Records about charts and figures:
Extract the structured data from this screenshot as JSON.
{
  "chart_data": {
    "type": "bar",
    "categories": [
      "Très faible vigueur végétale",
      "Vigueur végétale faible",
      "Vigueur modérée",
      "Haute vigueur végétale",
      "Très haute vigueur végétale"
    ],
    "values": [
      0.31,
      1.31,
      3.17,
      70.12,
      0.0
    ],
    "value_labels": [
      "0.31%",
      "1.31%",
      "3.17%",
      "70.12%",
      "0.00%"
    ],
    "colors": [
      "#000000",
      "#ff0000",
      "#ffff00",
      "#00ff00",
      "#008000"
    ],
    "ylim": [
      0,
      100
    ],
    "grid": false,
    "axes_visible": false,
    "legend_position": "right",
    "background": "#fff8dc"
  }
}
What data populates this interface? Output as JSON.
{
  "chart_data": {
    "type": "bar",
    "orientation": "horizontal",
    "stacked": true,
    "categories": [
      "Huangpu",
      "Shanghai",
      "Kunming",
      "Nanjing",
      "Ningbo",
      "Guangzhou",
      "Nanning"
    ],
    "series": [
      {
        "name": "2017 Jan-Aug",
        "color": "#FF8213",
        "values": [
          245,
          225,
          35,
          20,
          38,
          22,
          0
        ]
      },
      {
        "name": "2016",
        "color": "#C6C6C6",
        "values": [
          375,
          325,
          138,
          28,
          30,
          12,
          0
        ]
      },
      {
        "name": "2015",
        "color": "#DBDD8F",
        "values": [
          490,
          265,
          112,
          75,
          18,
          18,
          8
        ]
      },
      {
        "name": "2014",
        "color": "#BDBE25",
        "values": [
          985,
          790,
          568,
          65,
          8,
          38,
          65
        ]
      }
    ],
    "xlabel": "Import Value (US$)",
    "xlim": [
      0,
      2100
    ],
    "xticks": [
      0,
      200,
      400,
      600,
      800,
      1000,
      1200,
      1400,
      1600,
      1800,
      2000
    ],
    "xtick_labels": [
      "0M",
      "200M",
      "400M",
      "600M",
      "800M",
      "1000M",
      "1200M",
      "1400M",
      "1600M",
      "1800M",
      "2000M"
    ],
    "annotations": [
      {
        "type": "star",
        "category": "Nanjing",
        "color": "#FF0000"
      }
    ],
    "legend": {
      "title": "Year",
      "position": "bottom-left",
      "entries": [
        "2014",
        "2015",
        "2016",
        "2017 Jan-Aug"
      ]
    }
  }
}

• **WHAT NEEDS TO BE DONE**: Exactly reproduce every record.

• **RESULT**:
Extract the structured data from this screenshot as JSON.
{
  "chart_data": {
    "type": "bar",
    "categories": [
      "Très faible vigueur végétale",
      "Vigueur végétale faible",
      "Vigueur modérée",
      "Haute vigueur végétale",
      "Très haute vigueur végétale"
    ],
    "values": [
      0.31,
      1.31,
      3.17,
      70.12,
      0.0
    ],
    "value_labels": [
      "0.31%",
      "1.31%",
      "3.17%",
      "70.12%",
      "0.00%"
    ],
    "colors": [
      "#000000",
      "#ff0000",
      "#ffff00",
      "#00ff00",
      "#008000"
    ],
    "ylim": [
      0,
      100
    ],
    "grid": false,
    "axes_visible": false,
    "legend_position": "right",
    "background": "#fff8dc"
  }
}
What data populates this interface? Output as JSON.
{
  "chart_data": {
    "type": "bar",
    "orientation": "horizontal",
    "stacked": true,
    "categories": [
      "Huangpu",
      "Shanghai",
      "Kunming",
      "Nanjing",
      "Ningbo",
      "Guangzhou",
      "Nanning"
    ],
    "series": [
      {
        "name": "2017 Jan-Aug",
        "color": "#FF8213",
        "values": [
          245,
          225,
          35,
          20,
          38,
          22,
          0
        ]
      },
      {
        "name": "2016",
        "color": "#C6C6C6",
        "values": [
          375,
          325,
          138,
          28,
          30,
          12,
          0
        ]
      },
      {
        "name": "2015",
        "color": "#DBDD8F",
        "values": [
          490,
          265,
          112,
          75,
          18,
          18,
          8
        ]
      },
      {
        "name": "2014",
        "color": "#BDBE25",
        "values": [
          985,
          790,
          568,
          65,
          8,
          38,
          65
        ]
      }
    ],
    "xlabel": "Import Value (US$)",
    "xlim": [
      0,
      2100
    ],
    "xticks": [
      0,
      200,
      400,
      600,
      800,
      1000,
      1200,
      1400,
      1600,
      1800,
      2000
    ],
    "xtick_labels": [
      "0M",
      "200M",
      "400M",
      "600M",
      "800M",
      "1000M",
      "1200M",
      "1400M",
      "1600M",
      "1800M",
      "2000M"
    ],
    "annotations": [
      {
        "type": "star",
        "category": "Nanjing",
        "color": "#FF0000"
      }
    ],
    "legend": {
      "title": "Year",
      "position": "bottom-left",
      "entries": [
        "2014",
        "2015",
        "2016",
        "2017 Jan-Aug"
      ]
    }
  }
}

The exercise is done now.